→ Study questions:
(a) In the news article about the nursing home lewdness trial, why did the judge say Madonna could also be a target? Answer in one or two sentences.
(b) Carry on the news article about the nursing home lewdness trial from its last sentence.

→ Reading passage:
━━━━━━━━━━━━━━━━━━━━━━━━━━━━━━

Metropolitan News-Enterprise

 

Thursday, April 24, 2003

 

Page 3

 

Jury Acquits Octogenarian Accused of Lewdness in Nursing Home

 

By DAVID KLINE

 

SACRAMENTO (CAPITOL)—A Sacramento Superior Court jury returned a “not guilty” verdict yesterday in the case of an 81-year-old charged with lewd conduct for allegedly grabbing his crotch while visiting his wife in a nursing home.

After a seven-day trial, the jury took less than six hours to decide the fate of Carmichael resident Tom Blakemore.

Before the jury returned its verdict, Judge Raymond Cadei appeared to question prosecutors’ decision to file charges, wondering aloud whether they planned to file similar charges against popular entertainers.

“Michael Jackson better watch out — he might be next,” Cadei said after the jury left to begin deliberations, adding that the singer “probably commits 30 or 40 acts” in violation of Penal Code Sec. 647(a) in a single music video.

The judge, appointed last year by Gov. Gray Davis, said Madonna also could be a target if the state zealously prosecutes laws against lewd behavior, since she often touches herself during her sexually charged song-and-dance routines.

━━━━━━━━━━━━━━━━━━━━━━━━━━━━━━

Document understanding data

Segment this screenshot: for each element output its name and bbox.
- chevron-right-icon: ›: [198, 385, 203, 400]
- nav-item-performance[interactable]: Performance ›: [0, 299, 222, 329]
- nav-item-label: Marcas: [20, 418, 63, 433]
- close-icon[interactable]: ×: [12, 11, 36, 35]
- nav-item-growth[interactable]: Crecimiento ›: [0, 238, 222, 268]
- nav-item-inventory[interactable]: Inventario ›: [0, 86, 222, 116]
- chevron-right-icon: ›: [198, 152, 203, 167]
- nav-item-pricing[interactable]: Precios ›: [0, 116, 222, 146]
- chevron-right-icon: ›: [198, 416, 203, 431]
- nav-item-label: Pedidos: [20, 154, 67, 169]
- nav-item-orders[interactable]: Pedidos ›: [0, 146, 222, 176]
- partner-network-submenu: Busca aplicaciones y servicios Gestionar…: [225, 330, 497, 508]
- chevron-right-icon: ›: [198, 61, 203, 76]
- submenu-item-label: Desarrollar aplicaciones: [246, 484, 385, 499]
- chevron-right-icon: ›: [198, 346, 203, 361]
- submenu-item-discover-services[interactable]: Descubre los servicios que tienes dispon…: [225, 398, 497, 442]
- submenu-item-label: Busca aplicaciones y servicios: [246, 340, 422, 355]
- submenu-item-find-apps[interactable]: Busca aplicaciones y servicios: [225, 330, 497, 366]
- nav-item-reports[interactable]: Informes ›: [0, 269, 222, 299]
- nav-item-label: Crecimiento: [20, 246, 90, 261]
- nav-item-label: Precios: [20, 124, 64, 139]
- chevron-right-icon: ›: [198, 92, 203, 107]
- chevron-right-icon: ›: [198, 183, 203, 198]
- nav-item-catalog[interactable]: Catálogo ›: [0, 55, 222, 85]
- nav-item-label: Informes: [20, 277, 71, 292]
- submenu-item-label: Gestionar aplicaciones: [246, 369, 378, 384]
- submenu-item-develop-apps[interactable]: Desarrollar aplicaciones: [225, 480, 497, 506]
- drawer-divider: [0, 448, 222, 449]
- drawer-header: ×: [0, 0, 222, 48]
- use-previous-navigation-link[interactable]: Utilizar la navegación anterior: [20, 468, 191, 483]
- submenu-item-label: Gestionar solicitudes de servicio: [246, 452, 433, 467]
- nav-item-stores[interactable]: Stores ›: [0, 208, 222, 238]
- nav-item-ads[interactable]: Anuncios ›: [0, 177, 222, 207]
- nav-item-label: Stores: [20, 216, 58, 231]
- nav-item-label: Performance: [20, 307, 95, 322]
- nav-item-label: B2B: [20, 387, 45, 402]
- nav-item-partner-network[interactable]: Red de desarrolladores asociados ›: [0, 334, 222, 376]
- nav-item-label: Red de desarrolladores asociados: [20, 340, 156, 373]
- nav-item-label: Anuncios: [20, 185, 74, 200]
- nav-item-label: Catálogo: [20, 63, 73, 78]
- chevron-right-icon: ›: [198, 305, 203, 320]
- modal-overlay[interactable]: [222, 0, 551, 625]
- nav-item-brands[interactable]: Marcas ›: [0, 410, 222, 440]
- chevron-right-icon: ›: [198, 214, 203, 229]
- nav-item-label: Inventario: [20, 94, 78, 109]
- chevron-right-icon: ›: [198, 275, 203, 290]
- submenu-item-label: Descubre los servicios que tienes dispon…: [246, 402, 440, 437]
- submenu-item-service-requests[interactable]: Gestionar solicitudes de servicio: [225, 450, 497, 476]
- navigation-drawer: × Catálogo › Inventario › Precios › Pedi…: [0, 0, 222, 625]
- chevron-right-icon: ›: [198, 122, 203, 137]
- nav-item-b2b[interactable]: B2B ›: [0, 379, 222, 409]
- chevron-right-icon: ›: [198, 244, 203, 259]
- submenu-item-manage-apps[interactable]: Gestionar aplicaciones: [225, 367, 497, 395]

━━━━━━━━━━━━━━━━━━━━━━━━━━━━━━

→ Answers:
(a) He said she could be a target if the state zealously prosecutes laws against lewd behavior, because she often touches herself during her sexually charged song-and-dance routines.

(b)
Blakemore’s 84-year-old wife is a resident in the Alzheimer’s disease unit of the SunBridge Brittany Care Center in Carmichael. Prosecutors alleged that while visiting her on July 20 of last year, Blakemore touched his genitals through his pants as a sexual act directed at a resident identified as Mary Lynn.

During Blakemore’s trial, prosecutors said the action was a misdemeanor violation of the law which makes it a crime to engage in “lewd or dissolute conduct in any public place or in any place open to the public or exposed to public view.”

An employee of the nursing home testified that she was approximately 20 feet away and saw Blakemore touching himself in the facility’s dining room in the presence of Mary Lynn and other residents.

Blakemore’s attorney, Michael Long of Sacramento, said his client was guilty of nothing more than scratching a scar left by surgery on his upper leg 20 years ago.

“It was a scratch, not a play,” Long told the jury of eight women and four men in his closing argument.

Prosecutor Alan B. Robison, of the California Attorney General’s Elder Abuse Prosecution Unit, called the scratch defense “a red herring.”

“It’s very contrived,” Robison said.

Although only the July 20 incident was at issue in the trial, the jury also heard testimony from nursing home workers—including one with a criminal record for Medi-Cal fraud—who alleged that Blakemore had grabbed Mary Lynn’s breasts on previous occasions.

If convicted of the misdemeanor charges, Blakemore would have faced a maximum penalty of six months in jail and a $1,000 fine, Robison said.

Robison said a juror told him after the verdict was read that “the conduct described was too ambiguous to convict.”

Defense attorney Long questioned the attorney general’s priorities in assigning what he called a “Dream Team” of prosecutors  “to such a minor case.”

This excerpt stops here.